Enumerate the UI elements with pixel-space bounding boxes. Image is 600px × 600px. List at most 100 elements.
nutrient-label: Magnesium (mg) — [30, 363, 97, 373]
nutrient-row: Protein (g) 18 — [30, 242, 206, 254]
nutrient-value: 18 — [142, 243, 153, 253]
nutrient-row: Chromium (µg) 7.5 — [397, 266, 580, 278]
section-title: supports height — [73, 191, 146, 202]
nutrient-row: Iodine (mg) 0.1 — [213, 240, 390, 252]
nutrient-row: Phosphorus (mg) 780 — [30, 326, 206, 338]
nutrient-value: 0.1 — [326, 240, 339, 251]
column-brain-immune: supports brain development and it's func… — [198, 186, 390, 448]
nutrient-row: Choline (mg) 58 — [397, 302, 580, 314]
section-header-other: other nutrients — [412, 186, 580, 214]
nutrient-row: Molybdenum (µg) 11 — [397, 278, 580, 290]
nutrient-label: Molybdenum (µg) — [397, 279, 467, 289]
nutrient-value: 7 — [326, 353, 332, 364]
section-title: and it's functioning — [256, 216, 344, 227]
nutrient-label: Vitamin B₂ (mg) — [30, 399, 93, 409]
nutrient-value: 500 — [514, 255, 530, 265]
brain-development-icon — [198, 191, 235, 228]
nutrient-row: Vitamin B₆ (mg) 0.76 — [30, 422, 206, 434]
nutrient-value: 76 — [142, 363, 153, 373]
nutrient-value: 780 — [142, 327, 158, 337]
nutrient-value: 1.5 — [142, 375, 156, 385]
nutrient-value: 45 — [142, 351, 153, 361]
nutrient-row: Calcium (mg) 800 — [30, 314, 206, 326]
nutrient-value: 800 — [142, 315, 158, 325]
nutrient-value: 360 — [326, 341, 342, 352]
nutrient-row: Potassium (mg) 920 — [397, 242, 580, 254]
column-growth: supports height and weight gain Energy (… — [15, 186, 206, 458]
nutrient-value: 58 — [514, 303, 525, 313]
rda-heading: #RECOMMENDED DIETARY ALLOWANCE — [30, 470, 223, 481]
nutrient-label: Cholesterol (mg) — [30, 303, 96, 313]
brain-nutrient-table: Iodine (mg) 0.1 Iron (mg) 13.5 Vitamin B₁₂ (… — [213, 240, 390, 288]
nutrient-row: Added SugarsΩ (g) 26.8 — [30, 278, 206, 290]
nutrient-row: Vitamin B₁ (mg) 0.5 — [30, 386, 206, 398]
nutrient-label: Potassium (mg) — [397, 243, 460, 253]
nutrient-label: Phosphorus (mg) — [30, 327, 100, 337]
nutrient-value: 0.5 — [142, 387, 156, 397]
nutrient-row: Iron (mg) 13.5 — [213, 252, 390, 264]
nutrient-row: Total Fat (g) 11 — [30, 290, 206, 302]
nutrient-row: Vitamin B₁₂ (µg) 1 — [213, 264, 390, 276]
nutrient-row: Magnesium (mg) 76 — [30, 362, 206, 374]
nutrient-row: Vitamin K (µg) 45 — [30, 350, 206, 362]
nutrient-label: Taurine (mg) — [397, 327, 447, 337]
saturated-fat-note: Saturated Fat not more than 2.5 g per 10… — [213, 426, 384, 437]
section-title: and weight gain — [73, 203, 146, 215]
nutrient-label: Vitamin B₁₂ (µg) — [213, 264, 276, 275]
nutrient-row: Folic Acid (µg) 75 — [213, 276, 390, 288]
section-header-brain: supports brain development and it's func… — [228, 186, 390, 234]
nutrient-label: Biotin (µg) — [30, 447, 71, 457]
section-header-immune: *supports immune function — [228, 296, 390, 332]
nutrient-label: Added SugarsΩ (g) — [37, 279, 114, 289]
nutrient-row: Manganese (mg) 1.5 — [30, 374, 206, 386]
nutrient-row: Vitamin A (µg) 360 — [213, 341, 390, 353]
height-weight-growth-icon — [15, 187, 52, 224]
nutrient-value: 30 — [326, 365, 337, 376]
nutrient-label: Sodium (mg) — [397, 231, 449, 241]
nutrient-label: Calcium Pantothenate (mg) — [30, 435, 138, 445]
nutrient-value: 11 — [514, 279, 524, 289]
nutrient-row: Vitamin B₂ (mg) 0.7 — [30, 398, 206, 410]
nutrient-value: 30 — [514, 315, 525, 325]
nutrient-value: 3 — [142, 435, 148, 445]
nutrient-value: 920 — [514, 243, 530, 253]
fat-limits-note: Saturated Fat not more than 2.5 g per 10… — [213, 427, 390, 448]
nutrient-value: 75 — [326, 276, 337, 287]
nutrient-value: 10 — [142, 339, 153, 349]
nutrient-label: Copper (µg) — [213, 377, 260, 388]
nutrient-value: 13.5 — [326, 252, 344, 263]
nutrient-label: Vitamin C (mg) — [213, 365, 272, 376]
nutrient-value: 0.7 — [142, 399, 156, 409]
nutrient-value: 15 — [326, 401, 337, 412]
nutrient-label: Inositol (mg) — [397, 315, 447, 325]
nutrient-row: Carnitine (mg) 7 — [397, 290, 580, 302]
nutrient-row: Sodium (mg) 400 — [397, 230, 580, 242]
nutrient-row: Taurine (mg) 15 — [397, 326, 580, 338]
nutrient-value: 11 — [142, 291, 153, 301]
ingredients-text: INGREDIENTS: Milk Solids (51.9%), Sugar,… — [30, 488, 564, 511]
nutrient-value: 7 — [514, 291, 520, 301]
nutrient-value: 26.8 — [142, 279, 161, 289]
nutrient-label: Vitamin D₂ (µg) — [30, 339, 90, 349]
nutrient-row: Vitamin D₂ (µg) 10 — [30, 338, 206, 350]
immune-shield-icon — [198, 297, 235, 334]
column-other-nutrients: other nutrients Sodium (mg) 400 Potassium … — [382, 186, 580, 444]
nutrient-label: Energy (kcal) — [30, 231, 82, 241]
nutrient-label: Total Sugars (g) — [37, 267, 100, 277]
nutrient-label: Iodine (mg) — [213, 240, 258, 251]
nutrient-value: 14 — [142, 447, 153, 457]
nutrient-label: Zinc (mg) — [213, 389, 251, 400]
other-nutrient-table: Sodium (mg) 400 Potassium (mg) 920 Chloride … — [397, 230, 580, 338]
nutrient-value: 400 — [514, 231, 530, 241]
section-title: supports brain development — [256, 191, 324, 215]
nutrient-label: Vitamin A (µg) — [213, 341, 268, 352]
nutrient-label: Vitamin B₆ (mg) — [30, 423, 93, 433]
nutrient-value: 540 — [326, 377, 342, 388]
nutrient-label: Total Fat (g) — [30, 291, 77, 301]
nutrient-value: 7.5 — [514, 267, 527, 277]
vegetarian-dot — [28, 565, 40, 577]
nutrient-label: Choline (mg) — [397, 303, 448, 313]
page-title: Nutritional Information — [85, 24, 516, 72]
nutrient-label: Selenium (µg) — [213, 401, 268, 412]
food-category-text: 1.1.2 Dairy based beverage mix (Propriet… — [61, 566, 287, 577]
==*==
» WHAT YOU WILL DO
Each record above needs to be given again exactly as written.

» WRITTEN ANSWER
Enumerate the UI elements with pixel-space bounding boxes. Image is 600px × 600px. List at most 100 elements.
nutrient-label: Magnesium (mg) — [30, 363, 97, 373]
nutrient-row: Protein (g) 18 — [30, 242, 206, 254]
nutrient-value: 18 — [142, 243, 153, 253]
nutrient-row: Chromium (µg) 7.5 — [397, 266, 580, 278]
section-title: supports height — [73, 191, 146, 202]
nutrient-row: Iodine (mg) 0.1 — [213, 240, 390, 252]
nutrient-row: Phosphorus (mg) 780 — [30, 326, 206, 338]
nutrient-value: 0.1 — [326, 240, 339, 251]
column-brain-immune: supports brain development and it's func… — [198, 186, 390, 448]
nutrient-row: Choline (mg) 58 — [397, 302, 580, 314]
section-header-other: other nutrients — [412, 186, 580, 214]
nutrient-row: Molybdenum (µg) 11 — [397, 278, 580, 290]
nutrient-label: Molybdenum (µg) — [397, 279, 467, 289]
nutrient-value: 7 — [326, 353, 332, 364]
section-title: and it's functioning — [256, 216, 344, 227]
nutrient-label: Vitamin B₂ (mg) — [30, 399, 93, 409]
nutrient-value: 500 — [514, 255, 530, 265]
brain-development-icon — [198, 191, 235, 228]
nutrient-row: Vitamin B₆ (mg) 0.76 — [30, 422, 206, 434]
nutrient-value: 76 — [142, 363, 153, 373]
nutrient-value: 780 — [142, 327, 158, 337]
nutrient-value: 1.5 — [142, 375, 156, 385]
nutrient-value: 45 — [142, 351, 153, 361]
nutrient-row: Calcium (mg) 800 — [30, 314, 206, 326]
nutrient-value: 800 — [142, 315, 158, 325]
nutrient-value: 360 — [326, 341, 342, 352]
nutrient-row: Potassium (mg) 920 — [397, 242, 580, 254]
column-growth: supports height and weight gain Energy (… — [15, 186, 206, 458]
nutrient-value: 58 — [514, 303, 525, 313]
rda-heading: #RECOMMENDED DIETARY ALLOWANCE — [30, 470, 223, 481]
nutrient-label: Cholesterol (mg) — [30, 303, 96, 313]
brain-nutrient-table: Iodine (mg) 0.1 Iron (mg) 13.5 Vitamin B₁₂ (… — [213, 240, 390, 288]
nutrient-row: Added SugarsΩ (g) 26.8 — [30, 278, 206, 290]
nutrient-row: Vitamin B₁ (mg) 0.5 — [30, 386, 206, 398]
nutrient-label: Potassium (mg) — [397, 243, 460, 253]
nutrient-label: Phosphorus (mg) — [30, 327, 100, 337]
nutrient-value: 0.5 — [142, 387, 156, 397]
nutrient-row: Iron (mg) 13.5 — [213, 252, 390, 264]
nutrient-row: Total Fat (g) 11 — [30, 290, 206, 302]
nutrient-row: Vitamin B₁₂ (µg) 1 — [213, 264, 390, 276]
nutrient-row: Magnesium (mg) 76 — [30, 362, 206, 374]
nutrient-row: Vitamin K (µg) 45 — [30, 350, 206, 362]
nutrient-label: Taurine (mg) — [397, 327, 447, 337]
saturated-fat-note: Saturated Fat not more than 2.5 g per 10… — [213, 426, 384, 437]
section-title: and weight gain — [73, 203, 146, 215]
nutrient-label: Vitamin B₁₂ (µg) — [213, 264, 276, 275]
nutrient-row: Folic Acid (µg) 75 — [213, 276, 390, 288]
section-header-brain: supports brain development and it's func… — [228, 186, 390, 234]
nutrient-label: Biotin (µg) — [30, 447, 71, 457]
section-header-immune: *supports immune function — [228, 296, 390, 332]
nutrient-label: Added SugarsΩ (g) — [37, 279, 114, 289]
nutrient-row: Manganese (mg) 1.5 — [30, 374, 206, 386]
nutrient-row: Vitamin A (µg) 360 — [213, 341, 390, 353]
height-weight-growth-icon — [15, 187, 52, 224]
nutrient-value: 30 — [326, 365, 337, 376]
nutrient-label: Sodium (mg) — [397, 231, 449, 241]
nutrient-label: Calcium Pantothenate (mg) — [30, 435, 138, 445]
nutrient-value: 11 — [514, 279, 524, 289]
nutrient-row: Vitamin B₂ (mg) 0.7 — [30, 398, 206, 410]
nutrient-value: 30 — [514, 315, 525, 325]
nutrient-value: 3 — [142, 435, 148, 445]
nutrient-value: 920 — [514, 243, 530, 253]
fat-limits-note: Saturated Fat not more than 2.5 g per 10… — [213, 427, 390, 448]
nutrient-value: 75 — [326, 276, 337, 287]
nutrient-value: 10 — [142, 339, 153, 349]
nutrient-label: Copper (µg) — [213, 377, 260, 388]
nutrient-value: 13.5 — [326, 252, 344, 263]
nutrient-label: Vitamin C (mg) — [213, 365, 272, 376]
nutrient-value: 0.7 — [142, 399, 156, 409]
nutrient-value: 15 — [326, 401, 337, 412]
nutrient-label: Inositol (mg) — [397, 315, 447, 325]
nutrient-row: Carnitine (mg) 7 — [397, 290, 580, 302]
nutrient-row: Sodium (mg) 400 — [397, 230, 580, 242]
nutrient-row: Taurine (mg) 15 — [397, 326, 580, 338]
nutrient-value: 11 — [142, 291, 153, 301]
ingredients-text: INGREDIENTS: Milk Solids (51.9%), Sugar,… — [30, 488, 564, 511]
nutrient-value: 7 — [514, 291, 520, 301]
nutrient-value: 26.8 — [142, 279, 161, 289]
nutrient-label: Vitamin D₂ (µg) — [30, 339, 90, 349]
nutrient-row: Vitamin D₂ (µg) 10 — [30, 338, 206, 350]
immune-shield-icon — [198, 297, 235, 334]
column-other-nutrients: other nutrients Sodium (mg) 400 Potassium … — [382, 186, 580, 444]
nutrient-label: Energy (kcal) — [30, 231, 82, 241]
nutrient-label: Total Sugars (g) — [37, 267, 100, 277]
nutrient-label: Iodine (mg) — [213, 240, 258, 251]
nutrient-value: 14 — [142, 447, 153, 457]
nutrient-label: Zinc (mg) — [213, 389, 251, 400]
other-nutrient-table: Sodium (mg) 400 Potassium (mg) 920 Chloride … — [397, 230, 580, 338]
nutrient-value: 400 — [514, 231, 530, 241]
section-title: supports brain development — [256, 191, 324, 215]
nutrient-label: Vitamin A (µg) — [213, 341, 268, 352]
nutrient-label: Vitamin B₆ (mg) — [30, 423, 93, 433]
nutrient-value: 540 — [326, 377, 342, 388]
nutrient-label: Total Fat (g) — [30, 291, 77, 301]
nutrient-value: 7.5 — [514, 267, 527, 277]
vegetarian-dot — [28, 565, 40, 577]
nutrient-label: Choline (mg) — [397, 303, 448, 313]
page-title: Nutritional Information — [85, 24, 516, 72]
nutrient-label: Selenium (µg) — [213, 401, 268, 412]
food-category-text: 1.1.2 Dairy based beverage mix (Propriet… — [61, 566, 287, 577]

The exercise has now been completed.